START

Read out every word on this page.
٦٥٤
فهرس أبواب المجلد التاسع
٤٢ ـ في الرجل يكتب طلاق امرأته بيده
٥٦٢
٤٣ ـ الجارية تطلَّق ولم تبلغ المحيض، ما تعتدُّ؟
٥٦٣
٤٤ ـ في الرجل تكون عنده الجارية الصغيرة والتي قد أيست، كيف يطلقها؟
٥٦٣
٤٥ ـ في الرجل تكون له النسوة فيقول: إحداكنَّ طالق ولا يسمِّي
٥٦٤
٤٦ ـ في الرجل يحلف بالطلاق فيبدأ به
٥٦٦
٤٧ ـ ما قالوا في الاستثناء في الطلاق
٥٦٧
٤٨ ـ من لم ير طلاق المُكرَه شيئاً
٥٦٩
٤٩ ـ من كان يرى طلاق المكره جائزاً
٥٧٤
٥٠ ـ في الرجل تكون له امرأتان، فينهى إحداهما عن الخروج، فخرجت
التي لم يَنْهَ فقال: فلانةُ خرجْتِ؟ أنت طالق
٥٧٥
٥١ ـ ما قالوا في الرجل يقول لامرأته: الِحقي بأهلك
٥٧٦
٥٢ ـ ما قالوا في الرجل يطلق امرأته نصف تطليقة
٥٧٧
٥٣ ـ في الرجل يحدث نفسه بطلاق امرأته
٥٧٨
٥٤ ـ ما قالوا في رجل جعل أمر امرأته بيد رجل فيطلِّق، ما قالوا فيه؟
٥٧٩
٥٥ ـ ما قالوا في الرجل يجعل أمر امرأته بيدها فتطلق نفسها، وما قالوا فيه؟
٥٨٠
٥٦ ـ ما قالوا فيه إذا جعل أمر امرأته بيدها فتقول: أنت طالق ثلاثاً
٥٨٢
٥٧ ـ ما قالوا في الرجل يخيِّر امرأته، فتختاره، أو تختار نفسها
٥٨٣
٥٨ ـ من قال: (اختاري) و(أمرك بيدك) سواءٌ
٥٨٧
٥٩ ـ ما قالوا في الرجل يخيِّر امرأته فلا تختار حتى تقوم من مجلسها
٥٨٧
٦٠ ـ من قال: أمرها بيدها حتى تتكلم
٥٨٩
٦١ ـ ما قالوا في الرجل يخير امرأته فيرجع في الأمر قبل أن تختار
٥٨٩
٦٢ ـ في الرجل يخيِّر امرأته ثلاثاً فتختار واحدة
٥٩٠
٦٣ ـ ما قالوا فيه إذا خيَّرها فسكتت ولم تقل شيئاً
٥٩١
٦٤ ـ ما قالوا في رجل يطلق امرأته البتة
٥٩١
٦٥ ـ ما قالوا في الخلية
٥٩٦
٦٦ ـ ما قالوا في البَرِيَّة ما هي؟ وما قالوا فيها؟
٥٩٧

END

Would you give the material above again, complete and exact?

_Answer in full_:
Read out every word on this page.
٦٥٤
فهرس أبواب المجلد التاسع
٤٢ ـ في الرجل يكتب طلاق امرأته بيده
٥٦٢
٤٣ ـ الجارية تطلَّق ولم تبلغ المحيض، ما تعتدُّ؟
٥٦٣
٤٤ ـ في الرجل تكون عنده الجارية الصغيرة والتي قد أيست، كيف يطلقها؟
٥٦٣
٤٥ ـ في الرجل تكون له النسوة فيقول: إحداكنَّ طالق ولا يسمِّي
٥٦٤
٤٦ ـ في الرجل يحلف بالطلاق فيبدأ به
٥٦٦
٤٧ ـ ما قالوا في الاستثناء في الطلاق
٥٦٧
٤٨ ـ من لم ير طلاق المُكرَه شيئاً
٥٦٩
٤٩ ـ من كان يرى طلاق المكره جائزاً
٥٧٤
٥٠ ـ في الرجل تكون له امرأتان، فينهى إحداهما عن الخروج، فخرجت
التي لم يَنْهَ فقال: فلانةُ خرجْتِ؟ أنت طالق
٥٧٥
٥١ ـ ما قالوا في الرجل يقول لامرأته: الِحقي بأهلك
٥٧٦
٥٢ ـ ما قالوا في الرجل يطلق امرأته نصف تطليقة
٥٧٧
٥٣ ـ في الرجل يحدث نفسه بطلاق امرأته
٥٧٨
٥٤ ـ ما قالوا في رجل جعل أمر امرأته بيد رجل فيطلِّق، ما قالوا فيه؟
٥٧٩
٥٥ ـ ما قالوا في الرجل يجعل أمر امرأته بيدها فتطلق نفسها، وما قالوا فيه؟
٥٨٠
٥٦ ـ ما قالوا فيه إذا جعل أمر امرأته بيدها فتقول: أنت طالق ثلاثاً
٥٨٢
٥٧ ـ ما قالوا في الرجل يخيِّر امرأته، فتختاره، أو تختار نفسها
٥٨٣
٥٨ ـ من قال: (اختاري) و(أمرك بيدك) سواءٌ
٥٨٧
٥٩ ـ ما قالوا في الرجل يخيِّر امرأته فلا تختار حتى تقوم من مجلسها
٥٨٧
٦٠ ـ من قال: أمرها بيدها حتى تتكلم
٥٨٩
٦١ ـ ما قالوا في الرجل يخير امرأته فيرجع في الأمر قبل أن تختار
٥٨٩
٦٢ ـ في الرجل يخيِّر امرأته ثلاثاً فتختار واحدة
٥٩٠
٦٣ ـ ما قالوا فيه إذا خيَّرها فسكتت ولم تقل شيئاً
٥٩١
٦٤ ـ ما قالوا في رجل يطلق امرأته البتة
٥٩١
٦٥ ـ ما قالوا في الخلية
٥٩٦
٦٦ ـ ما قالوا في البَرِيَّة ما هي؟ وما قالوا فيها؟
٥٩٧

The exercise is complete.